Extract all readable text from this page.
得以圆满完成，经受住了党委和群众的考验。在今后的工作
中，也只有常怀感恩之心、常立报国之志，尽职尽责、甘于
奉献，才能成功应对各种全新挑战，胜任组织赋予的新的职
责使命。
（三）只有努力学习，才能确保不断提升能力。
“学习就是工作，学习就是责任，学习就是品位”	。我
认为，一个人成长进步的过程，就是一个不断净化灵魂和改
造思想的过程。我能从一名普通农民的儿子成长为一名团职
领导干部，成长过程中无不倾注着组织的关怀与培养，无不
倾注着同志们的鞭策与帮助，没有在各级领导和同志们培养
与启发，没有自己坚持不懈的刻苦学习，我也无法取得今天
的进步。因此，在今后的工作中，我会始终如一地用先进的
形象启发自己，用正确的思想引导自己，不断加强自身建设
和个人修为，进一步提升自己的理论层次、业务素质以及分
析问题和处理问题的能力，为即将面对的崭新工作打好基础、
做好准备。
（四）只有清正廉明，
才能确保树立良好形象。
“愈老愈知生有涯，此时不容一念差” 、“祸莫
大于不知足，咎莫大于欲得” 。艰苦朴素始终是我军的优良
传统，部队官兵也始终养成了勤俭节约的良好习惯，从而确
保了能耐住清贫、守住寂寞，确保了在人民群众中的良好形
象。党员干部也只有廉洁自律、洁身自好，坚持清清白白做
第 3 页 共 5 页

→ Instructions to follow
Extract each line of the material exactly as it stands.

→ Completed task
Extract all readable text from this page.
得以圆满完成，经受住了党委和群众的考验。在今后的工作
中，也只有常怀感恩之心、常立报国之志，尽职尽责、甘于
奉献，才能成功应对各种全新挑战，胜任组织赋予的新的职
责使命。
（三）只有努力学习，才能确保不断提升能力。
“学习就是工作，学习就是责任，学习就是品位”	。我
认为，一个人成长进步的过程，就是一个不断净化灵魂和改
造思想的过程。我能从一名普通农民的儿子成长为一名团职
领导干部，成长过程中无不倾注着组织的关怀与培养，无不
倾注着同志们的鞭策与帮助，没有在各级领导和同志们培养
与启发，没有自己坚持不懈的刻苦学习，我也无法取得今天
的进步。因此，在今后的工作中，我会始终如一地用先进的
形象启发自己，用正确的思想引导自己，不断加强自身建设
和个人修为，进一步提升自己的理论层次、业务素质以及分
析问题和处理问题的能力，为即将面对的崭新工作打好基础、
做好准备。
（四）只有清正廉明，
才能确保树立良好形象。
“愈老愈知生有涯，此时不容一念差” 、“祸莫
大于不知足，咎莫大于欲得” 。艰苦朴素始终是我军的优良
传统，部队官兵也始终养成了勤俭节约的良好习惯，从而确
保了能耐住清贫、守住寂寞，确保了在人民群众中的良好形
象。党员干部也只有廉洁自律、洁身自好，坚持清清白白做
第 3 页 共 5 页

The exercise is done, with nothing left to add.